■ EXERCISE GOAL
Check each line of the entries below for the string "CCAO"; copy every line where it appears.

■ Data listing

-- -- --

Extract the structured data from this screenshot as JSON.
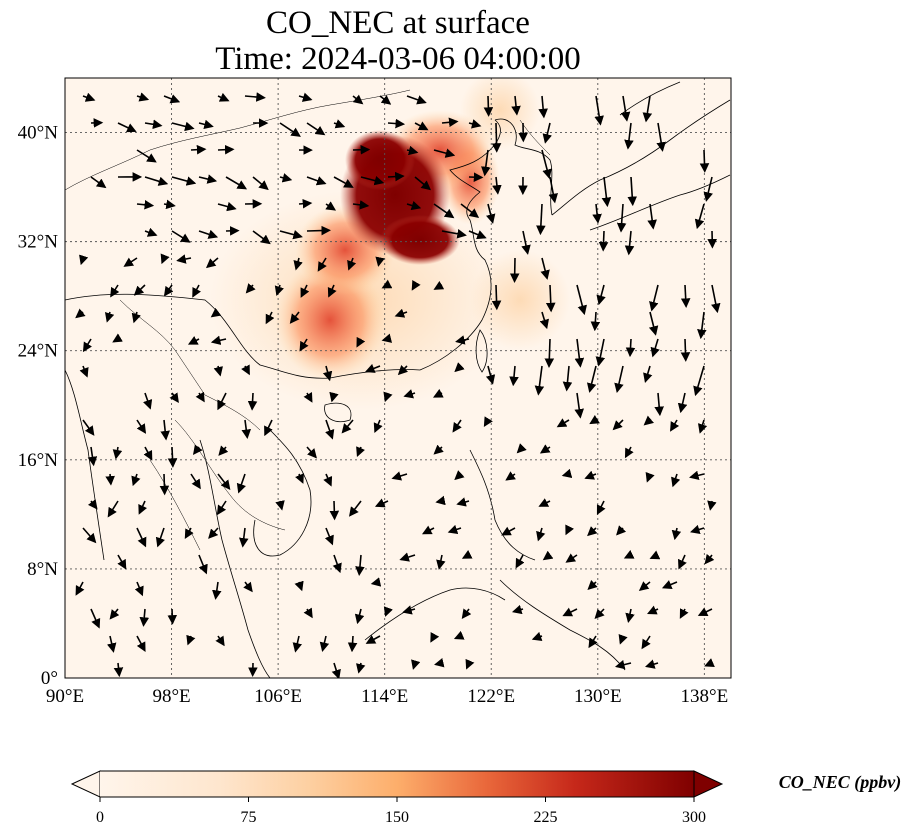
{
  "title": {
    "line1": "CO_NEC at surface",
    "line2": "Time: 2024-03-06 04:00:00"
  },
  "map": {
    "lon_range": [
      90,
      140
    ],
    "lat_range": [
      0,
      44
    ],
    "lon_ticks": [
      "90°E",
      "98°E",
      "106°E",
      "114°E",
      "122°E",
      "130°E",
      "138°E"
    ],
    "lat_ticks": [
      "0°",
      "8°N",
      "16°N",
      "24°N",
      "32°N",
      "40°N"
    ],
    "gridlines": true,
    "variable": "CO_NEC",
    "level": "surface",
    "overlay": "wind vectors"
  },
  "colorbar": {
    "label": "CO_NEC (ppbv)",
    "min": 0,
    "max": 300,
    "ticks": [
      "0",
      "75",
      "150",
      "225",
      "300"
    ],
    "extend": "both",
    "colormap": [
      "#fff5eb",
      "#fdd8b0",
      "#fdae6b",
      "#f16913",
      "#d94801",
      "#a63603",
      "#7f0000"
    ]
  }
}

-- -- --

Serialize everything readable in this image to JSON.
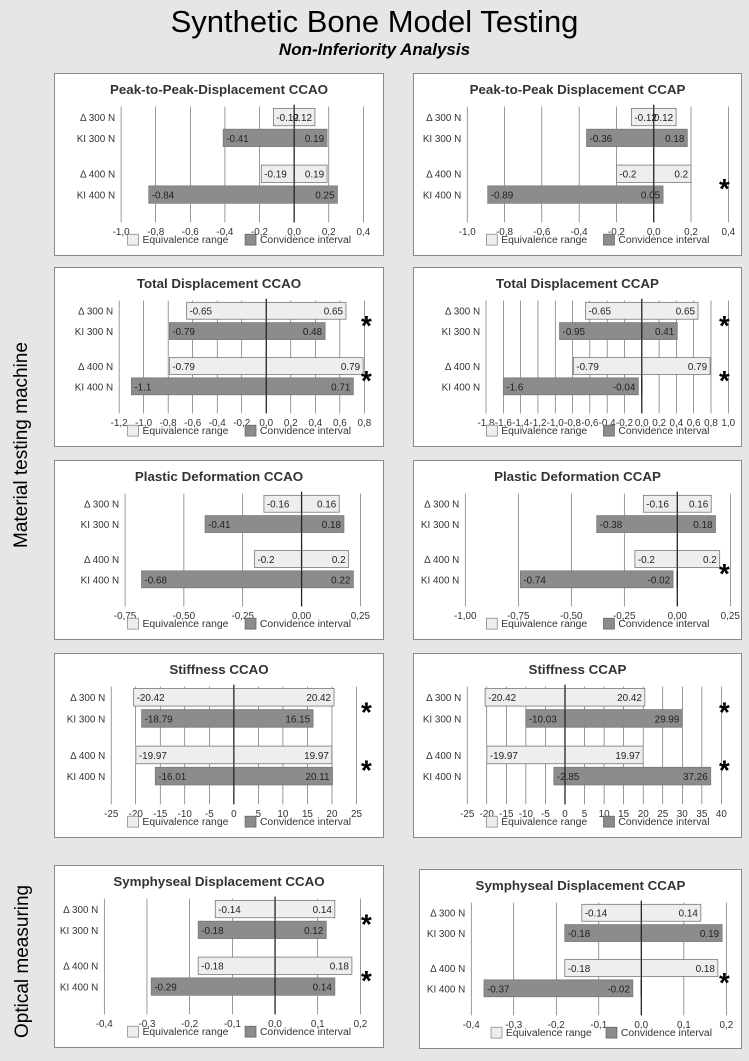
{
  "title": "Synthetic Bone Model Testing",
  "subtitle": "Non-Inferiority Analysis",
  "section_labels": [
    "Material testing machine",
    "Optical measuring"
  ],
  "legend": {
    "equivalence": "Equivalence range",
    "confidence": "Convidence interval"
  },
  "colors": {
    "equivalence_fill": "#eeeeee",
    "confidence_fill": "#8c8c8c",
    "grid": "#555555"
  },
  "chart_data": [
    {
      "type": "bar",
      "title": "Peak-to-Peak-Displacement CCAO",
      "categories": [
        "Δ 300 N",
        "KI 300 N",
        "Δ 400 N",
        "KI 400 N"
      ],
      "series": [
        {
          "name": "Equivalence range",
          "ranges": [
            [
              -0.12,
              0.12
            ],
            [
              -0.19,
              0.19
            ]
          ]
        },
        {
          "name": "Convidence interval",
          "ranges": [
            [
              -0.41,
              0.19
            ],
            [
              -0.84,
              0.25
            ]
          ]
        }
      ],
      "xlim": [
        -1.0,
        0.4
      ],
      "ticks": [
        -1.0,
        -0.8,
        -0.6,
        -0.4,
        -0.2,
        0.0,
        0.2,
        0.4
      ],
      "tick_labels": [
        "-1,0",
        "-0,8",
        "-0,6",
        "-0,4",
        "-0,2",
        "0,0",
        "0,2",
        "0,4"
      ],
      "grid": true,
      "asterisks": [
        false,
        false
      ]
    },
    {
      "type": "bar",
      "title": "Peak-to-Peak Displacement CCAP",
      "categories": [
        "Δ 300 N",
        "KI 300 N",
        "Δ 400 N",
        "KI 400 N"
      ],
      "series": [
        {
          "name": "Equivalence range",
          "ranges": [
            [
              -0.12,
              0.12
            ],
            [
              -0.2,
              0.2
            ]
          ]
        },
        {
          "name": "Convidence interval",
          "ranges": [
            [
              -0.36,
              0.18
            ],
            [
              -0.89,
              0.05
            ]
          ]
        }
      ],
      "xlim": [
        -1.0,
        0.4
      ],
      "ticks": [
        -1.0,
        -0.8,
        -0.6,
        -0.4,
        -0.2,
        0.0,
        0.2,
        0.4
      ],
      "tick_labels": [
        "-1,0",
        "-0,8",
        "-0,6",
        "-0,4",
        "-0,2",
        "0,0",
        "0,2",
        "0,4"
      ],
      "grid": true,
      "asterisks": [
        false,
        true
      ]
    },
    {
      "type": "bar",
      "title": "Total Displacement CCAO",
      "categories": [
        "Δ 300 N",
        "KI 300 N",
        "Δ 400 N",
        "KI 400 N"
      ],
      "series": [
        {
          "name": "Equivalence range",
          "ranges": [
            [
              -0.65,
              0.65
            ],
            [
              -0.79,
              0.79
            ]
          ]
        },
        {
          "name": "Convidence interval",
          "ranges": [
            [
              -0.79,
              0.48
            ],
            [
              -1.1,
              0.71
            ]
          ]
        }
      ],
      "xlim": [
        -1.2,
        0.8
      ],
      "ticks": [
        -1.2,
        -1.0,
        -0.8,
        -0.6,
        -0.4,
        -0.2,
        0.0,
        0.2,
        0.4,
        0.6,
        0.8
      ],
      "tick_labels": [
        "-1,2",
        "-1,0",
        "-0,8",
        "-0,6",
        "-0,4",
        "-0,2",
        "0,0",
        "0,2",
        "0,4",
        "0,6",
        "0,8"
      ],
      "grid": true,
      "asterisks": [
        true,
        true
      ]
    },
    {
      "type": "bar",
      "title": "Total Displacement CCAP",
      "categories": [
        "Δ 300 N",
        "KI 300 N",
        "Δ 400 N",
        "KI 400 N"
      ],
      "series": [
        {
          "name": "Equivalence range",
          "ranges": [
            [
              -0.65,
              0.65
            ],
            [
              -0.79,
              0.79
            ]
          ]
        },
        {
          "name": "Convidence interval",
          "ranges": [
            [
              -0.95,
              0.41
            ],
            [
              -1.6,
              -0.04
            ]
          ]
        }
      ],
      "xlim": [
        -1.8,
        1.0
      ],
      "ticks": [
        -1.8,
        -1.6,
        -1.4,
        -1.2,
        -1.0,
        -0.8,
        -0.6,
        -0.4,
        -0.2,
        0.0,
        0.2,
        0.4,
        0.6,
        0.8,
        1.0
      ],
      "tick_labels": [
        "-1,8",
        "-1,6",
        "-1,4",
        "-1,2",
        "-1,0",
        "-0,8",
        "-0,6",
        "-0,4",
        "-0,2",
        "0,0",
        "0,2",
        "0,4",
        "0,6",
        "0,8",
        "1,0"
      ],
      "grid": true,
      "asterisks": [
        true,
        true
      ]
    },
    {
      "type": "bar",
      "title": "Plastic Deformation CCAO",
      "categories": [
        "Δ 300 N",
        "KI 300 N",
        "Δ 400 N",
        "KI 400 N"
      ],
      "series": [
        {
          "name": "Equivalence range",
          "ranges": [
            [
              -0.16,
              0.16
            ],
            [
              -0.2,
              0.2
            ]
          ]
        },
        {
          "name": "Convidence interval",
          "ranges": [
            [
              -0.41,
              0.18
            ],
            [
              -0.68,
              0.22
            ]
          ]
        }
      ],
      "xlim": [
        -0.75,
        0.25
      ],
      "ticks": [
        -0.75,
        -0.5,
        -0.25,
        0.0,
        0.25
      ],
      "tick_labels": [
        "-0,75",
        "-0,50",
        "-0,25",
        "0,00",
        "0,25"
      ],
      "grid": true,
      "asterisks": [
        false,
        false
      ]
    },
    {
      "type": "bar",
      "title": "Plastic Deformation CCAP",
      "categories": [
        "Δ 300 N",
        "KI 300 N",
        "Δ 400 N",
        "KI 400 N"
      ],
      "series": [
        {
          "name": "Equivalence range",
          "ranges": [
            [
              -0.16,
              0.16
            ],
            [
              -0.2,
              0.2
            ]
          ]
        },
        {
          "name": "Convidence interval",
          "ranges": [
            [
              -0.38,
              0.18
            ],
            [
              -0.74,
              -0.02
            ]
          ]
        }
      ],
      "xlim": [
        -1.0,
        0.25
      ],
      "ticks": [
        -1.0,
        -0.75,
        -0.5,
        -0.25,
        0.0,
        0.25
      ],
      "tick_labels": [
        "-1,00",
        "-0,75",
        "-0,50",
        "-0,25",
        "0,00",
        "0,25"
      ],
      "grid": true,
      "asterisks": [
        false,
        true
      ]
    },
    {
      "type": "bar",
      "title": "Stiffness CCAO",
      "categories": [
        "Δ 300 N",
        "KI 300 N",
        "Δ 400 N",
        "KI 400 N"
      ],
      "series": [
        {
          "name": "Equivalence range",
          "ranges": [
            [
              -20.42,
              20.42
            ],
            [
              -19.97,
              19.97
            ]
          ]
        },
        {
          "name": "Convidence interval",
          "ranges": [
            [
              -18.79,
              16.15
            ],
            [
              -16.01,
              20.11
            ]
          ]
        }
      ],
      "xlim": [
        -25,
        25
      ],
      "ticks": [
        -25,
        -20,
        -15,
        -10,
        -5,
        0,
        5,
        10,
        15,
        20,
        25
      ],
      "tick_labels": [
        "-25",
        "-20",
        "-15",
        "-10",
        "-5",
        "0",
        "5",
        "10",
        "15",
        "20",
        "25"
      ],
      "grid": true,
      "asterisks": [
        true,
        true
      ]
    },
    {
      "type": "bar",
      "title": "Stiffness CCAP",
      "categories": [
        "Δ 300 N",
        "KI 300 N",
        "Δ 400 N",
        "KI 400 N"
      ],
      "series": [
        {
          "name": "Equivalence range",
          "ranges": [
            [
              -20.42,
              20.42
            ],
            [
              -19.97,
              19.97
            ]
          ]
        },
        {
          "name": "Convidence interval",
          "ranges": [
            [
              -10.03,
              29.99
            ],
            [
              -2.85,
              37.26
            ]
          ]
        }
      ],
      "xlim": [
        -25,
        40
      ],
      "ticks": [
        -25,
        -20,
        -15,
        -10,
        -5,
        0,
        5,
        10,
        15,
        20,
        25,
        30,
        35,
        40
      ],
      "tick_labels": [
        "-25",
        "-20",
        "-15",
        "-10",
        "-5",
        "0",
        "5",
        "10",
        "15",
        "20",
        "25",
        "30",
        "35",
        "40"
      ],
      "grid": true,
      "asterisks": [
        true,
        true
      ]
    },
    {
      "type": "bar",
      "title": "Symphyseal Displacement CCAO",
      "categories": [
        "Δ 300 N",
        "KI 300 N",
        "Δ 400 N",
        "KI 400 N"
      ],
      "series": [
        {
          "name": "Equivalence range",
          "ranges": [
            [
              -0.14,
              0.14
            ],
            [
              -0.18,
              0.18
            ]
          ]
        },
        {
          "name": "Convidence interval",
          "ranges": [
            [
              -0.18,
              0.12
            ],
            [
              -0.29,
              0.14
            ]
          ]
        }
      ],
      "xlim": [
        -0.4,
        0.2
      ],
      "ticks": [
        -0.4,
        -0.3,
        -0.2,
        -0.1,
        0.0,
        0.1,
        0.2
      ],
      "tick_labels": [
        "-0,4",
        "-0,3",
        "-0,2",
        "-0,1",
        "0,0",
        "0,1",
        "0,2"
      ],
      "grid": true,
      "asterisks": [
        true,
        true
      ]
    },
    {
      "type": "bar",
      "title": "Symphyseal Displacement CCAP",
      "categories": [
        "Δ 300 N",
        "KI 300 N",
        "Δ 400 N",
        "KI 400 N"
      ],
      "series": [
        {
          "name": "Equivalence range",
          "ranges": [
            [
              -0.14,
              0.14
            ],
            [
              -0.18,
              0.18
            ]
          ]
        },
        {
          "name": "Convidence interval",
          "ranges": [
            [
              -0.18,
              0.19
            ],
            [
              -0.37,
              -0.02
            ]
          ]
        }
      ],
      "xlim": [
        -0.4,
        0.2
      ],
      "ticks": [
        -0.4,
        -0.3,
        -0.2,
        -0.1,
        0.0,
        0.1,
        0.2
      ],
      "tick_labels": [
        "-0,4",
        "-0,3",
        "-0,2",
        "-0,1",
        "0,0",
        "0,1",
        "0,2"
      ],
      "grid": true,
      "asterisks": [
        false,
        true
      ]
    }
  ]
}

-- -- --

■ SOLVED PROBLEM
      "title": "Peak-to-Peak-Displacement CCAO",
      "title": "Total Displacement CCAO",
      "title": "Plastic Deformation CCAO",
      "title": "Stiffness CCAO",
      "title": "Symphyseal Displacement CCAO",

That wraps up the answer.